--- begin GIVEN ENTRIES ---
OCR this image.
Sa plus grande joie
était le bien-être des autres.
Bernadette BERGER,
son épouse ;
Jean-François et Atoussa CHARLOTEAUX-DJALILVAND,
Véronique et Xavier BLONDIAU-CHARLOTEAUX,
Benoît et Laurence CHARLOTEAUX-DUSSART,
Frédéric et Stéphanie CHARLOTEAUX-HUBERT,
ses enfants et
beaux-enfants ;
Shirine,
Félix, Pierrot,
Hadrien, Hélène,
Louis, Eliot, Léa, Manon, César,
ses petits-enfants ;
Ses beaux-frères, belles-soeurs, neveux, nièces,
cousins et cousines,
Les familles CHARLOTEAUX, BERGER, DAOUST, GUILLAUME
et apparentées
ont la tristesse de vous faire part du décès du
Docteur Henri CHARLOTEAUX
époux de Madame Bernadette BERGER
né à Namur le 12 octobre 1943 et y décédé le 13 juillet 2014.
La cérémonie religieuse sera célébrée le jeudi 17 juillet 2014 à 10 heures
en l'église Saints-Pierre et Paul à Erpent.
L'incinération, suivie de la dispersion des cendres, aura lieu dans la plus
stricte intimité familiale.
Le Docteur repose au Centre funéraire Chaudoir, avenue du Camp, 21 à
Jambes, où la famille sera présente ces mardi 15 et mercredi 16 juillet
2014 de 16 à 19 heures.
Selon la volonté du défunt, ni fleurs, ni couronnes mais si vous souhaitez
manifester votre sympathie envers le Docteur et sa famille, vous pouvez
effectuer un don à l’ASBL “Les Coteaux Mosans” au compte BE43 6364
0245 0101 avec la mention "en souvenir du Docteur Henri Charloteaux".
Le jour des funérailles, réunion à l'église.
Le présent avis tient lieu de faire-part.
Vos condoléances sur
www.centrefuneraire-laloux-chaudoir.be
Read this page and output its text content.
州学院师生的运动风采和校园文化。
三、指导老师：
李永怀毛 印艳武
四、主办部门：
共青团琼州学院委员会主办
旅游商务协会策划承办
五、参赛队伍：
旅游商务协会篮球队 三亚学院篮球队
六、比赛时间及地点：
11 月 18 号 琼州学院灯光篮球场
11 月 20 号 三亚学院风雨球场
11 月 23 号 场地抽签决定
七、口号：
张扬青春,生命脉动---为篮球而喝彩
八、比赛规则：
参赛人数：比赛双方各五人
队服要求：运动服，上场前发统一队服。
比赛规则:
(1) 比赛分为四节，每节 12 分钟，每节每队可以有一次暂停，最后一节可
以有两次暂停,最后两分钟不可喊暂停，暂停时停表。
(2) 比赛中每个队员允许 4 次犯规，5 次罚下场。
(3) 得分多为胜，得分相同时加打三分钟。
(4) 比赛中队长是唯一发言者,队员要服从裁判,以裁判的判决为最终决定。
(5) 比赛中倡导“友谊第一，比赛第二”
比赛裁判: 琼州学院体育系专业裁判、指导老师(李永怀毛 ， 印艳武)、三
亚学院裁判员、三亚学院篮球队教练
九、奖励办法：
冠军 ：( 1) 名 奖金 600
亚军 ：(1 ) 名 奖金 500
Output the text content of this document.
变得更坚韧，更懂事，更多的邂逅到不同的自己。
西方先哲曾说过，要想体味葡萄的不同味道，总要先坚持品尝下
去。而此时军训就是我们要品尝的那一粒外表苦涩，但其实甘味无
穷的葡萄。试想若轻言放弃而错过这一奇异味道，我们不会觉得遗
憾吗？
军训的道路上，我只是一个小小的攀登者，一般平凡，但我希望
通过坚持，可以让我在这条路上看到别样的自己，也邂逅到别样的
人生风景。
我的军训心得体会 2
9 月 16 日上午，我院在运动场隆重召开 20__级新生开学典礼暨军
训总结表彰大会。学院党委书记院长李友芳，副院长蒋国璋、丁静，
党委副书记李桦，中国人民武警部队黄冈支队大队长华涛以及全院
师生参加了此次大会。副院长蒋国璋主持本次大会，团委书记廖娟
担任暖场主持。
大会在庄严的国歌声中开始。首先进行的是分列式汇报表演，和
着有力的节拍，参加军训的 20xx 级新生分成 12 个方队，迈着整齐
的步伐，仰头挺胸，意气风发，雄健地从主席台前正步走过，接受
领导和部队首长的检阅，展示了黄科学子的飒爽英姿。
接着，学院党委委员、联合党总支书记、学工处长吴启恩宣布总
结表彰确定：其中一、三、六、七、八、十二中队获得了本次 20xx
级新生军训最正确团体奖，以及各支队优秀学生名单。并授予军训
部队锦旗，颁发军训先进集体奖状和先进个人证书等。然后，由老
--- end GIVEN ENTRIES ---
> _TO DO_:
Read the entries and pick out all lines that include the word "église".

> _RESULT_:
en l'église Saints-Pierre et Paul à Erpent.
Le jour des funérailles, réunion à l'église.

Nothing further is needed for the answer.